Identify the line that contains "OCR this image." in the material. Output it and every line after it, unchanged, through the end.
-- RECORDS SUPPLIED start --
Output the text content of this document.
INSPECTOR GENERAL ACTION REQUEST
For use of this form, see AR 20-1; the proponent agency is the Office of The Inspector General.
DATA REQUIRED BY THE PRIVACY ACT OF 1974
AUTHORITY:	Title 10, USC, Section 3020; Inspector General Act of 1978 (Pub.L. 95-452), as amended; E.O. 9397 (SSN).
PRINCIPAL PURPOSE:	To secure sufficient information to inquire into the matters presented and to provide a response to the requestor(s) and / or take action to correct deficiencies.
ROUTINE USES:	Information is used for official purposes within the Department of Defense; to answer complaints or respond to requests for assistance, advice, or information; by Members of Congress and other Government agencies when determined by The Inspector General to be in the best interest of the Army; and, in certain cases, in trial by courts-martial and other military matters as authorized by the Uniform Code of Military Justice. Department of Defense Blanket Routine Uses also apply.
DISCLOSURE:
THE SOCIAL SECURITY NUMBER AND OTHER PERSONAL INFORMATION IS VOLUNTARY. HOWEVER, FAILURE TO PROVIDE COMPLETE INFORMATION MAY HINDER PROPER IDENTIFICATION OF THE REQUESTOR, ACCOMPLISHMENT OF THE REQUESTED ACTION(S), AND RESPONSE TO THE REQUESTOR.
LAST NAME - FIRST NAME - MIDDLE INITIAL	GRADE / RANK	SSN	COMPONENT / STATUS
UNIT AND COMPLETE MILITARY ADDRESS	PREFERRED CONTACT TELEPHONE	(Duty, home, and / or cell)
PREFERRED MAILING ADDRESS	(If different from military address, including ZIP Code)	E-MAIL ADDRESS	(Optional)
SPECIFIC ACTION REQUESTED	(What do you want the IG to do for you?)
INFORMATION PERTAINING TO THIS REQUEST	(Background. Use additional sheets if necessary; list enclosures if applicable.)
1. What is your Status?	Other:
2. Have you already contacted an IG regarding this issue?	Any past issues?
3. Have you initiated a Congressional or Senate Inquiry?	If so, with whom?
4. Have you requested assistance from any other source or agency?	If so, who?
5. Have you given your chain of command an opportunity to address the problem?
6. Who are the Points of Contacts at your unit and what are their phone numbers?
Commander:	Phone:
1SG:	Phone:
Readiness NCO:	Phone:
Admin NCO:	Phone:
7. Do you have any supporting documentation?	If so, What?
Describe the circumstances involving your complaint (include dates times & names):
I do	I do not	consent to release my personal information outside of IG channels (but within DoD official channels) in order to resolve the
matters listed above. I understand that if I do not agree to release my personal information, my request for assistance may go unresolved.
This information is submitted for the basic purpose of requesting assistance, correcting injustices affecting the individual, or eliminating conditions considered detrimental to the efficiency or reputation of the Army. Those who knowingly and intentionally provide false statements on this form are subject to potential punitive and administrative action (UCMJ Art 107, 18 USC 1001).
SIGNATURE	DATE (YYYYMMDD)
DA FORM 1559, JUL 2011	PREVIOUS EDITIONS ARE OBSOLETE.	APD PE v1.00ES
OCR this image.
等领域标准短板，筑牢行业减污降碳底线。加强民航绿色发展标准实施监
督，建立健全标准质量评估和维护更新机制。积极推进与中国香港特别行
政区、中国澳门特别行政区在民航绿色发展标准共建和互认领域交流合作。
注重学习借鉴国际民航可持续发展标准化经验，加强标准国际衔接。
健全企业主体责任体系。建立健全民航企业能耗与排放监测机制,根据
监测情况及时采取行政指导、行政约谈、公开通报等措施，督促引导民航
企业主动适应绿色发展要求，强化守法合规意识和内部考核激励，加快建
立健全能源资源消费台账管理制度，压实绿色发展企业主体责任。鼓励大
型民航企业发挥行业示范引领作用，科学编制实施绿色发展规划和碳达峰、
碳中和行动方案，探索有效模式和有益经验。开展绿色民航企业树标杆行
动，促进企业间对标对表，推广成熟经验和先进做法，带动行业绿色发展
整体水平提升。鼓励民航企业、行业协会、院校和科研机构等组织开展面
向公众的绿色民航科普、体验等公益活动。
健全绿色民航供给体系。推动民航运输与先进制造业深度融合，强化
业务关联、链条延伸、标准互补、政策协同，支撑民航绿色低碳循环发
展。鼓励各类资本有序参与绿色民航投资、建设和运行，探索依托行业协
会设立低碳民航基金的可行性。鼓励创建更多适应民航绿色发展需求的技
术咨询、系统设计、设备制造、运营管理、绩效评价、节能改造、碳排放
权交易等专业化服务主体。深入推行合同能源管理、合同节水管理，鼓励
-- RECORDS SUPPLIED end --
## FINISHED TASK
OCR this image.
等领域标准短板，筑牢行业减污降碳底线。加强民航绿色发展标准实施监
督，建立健全标准质量评估和维护更新机制。积极推进与中国香港特别行
政区、中国澳门特别行政区在民航绿色发展标准共建和互认领域交流合作。
注重学习借鉴国际民航可持续发展标准化经验，加强标准国际衔接。
健全企业主体责任体系。建立健全民航企业能耗与排放监测机制,根据
监测情况及时采取行政指导、行政约谈、公开通报等措施，督促引导民航
企业主动适应绿色发展要求，强化守法合规意识和内部考核激励，加快建
立健全能源资源消费台账管理制度，压实绿色发展企业主体责任。鼓励大
型民航企业发挥行业示范引领作用，科学编制实施绿色发展规划和碳达峰、
碳中和行动方案，探索有效模式和有益经验。开展绿色民航企业树标杆行
动，促进企业间对标对表，推广成熟经验和先进做法，带动行业绿色发展
整体水平提升。鼓励民航企业、行业协会、院校和科研机构等组织开展面
向公众的绿色民航科普、体验等公益活动。
健全绿色民航供给体系。推动民航运输与先进制造业深度融合，强化
业务关联、链条延伸、标准互补、政策协同，支撑民航绿色低碳循环发
展。鼓励各类资本有序参与绿色民航投资、建设和运行，探索依托行业协
会设立低碳民航基金的可行性。鼓励创建更多适应民航绿色发展需求的技
术咨询、系统设计、设备制造、运营管理、绩效评价、节能改造、碳排放
权交易等专业化服务主体。深入推行合同能源管理、合同节水管理，鼓励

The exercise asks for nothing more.